Extract each line containing the string "nand".

- _Rows from a figure dataset_
◇ ◇ ◇ ◇

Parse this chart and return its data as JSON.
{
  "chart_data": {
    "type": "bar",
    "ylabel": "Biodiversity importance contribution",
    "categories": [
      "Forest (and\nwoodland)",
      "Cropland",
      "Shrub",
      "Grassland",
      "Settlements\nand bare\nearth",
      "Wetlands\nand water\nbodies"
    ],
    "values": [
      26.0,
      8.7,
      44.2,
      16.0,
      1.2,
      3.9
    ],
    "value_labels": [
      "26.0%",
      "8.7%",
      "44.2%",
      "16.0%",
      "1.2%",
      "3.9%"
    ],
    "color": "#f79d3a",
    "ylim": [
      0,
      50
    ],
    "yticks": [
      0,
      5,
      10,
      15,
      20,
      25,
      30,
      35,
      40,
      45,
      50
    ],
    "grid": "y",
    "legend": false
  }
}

◇ ◇ ◇ ◇

- _ANSWER_
      "Settlements\nand bare\nearth",
      "Wetlands\nand water\nbodies"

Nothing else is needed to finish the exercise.